(Saved data entries)
________________________

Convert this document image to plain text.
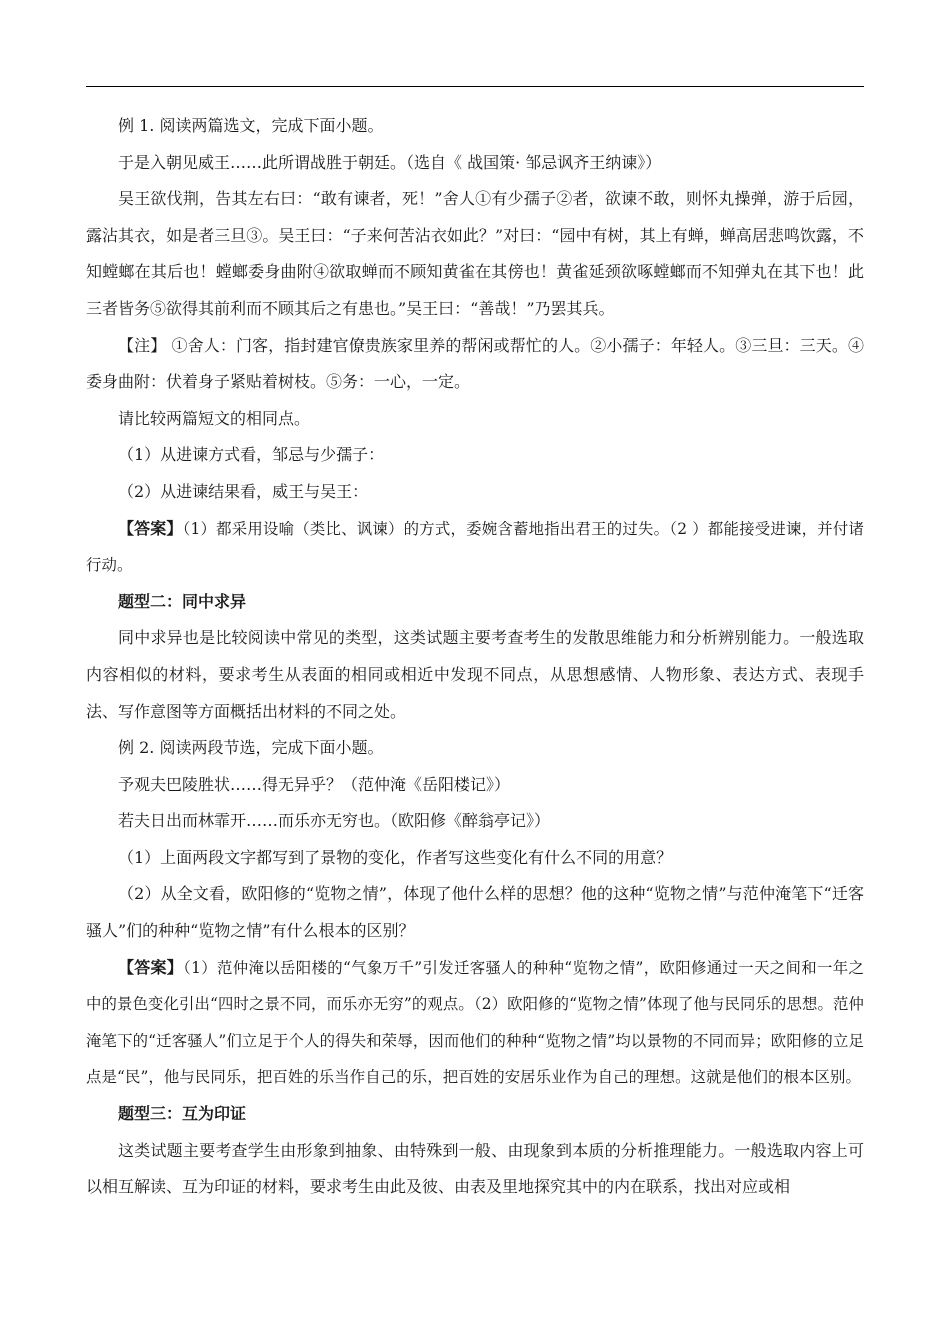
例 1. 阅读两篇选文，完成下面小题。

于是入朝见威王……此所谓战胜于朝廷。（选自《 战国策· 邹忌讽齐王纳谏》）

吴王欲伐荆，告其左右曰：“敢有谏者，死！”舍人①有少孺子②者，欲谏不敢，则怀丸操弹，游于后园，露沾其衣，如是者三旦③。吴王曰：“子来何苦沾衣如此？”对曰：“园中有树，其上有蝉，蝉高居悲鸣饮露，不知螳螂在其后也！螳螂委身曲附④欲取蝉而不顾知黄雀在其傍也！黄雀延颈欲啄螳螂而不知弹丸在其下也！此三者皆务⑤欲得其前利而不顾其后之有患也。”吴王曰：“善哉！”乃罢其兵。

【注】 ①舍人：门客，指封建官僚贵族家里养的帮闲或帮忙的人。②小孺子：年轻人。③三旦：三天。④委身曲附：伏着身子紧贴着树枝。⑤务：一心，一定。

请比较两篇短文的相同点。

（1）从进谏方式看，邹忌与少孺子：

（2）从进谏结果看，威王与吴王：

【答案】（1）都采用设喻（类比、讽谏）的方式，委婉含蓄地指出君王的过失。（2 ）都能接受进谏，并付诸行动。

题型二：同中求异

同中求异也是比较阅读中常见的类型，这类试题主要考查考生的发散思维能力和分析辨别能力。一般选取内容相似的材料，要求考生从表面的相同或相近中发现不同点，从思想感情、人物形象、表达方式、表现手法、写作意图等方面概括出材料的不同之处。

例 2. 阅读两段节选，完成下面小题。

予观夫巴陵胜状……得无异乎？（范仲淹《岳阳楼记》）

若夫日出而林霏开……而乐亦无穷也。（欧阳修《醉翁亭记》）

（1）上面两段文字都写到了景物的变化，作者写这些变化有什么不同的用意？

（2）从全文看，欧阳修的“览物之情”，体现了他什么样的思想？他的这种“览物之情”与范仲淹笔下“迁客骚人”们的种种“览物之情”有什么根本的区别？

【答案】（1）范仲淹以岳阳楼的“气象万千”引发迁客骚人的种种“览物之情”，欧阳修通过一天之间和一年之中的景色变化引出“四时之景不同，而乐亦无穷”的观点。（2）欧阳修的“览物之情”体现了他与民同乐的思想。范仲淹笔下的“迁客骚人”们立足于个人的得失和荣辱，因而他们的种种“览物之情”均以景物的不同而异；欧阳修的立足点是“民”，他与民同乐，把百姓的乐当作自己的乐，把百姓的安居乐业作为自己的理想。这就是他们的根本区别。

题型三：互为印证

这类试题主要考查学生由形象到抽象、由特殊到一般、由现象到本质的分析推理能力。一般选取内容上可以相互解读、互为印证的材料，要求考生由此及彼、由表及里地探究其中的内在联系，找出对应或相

________________________

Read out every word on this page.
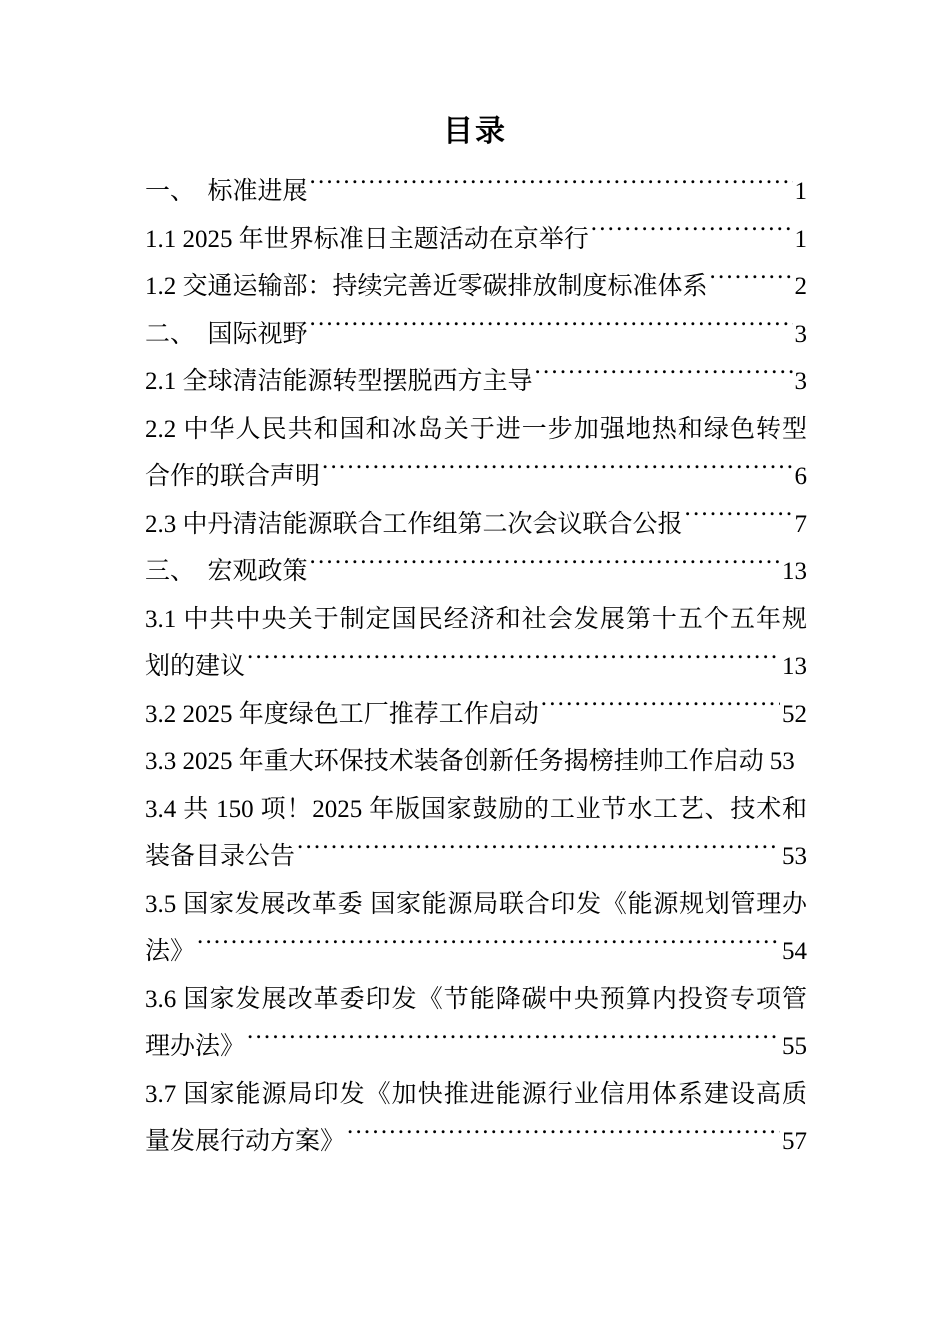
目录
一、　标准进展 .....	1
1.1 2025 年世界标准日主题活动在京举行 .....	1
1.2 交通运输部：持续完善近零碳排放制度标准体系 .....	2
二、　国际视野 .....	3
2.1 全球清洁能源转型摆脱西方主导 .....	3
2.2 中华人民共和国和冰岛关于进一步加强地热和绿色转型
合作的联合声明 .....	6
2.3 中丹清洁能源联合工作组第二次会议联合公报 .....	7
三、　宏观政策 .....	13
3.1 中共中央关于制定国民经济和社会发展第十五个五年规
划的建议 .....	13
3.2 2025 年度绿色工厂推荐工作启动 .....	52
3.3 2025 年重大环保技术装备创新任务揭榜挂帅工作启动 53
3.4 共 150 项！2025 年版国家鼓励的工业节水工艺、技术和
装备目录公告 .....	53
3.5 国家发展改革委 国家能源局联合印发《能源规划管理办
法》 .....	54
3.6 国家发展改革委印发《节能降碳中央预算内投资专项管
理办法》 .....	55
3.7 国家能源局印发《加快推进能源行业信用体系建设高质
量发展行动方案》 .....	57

________________________

Task brief:
Compute the number of lines above that contain the string "欧阳修的". Reply with that value only.

Task response:
2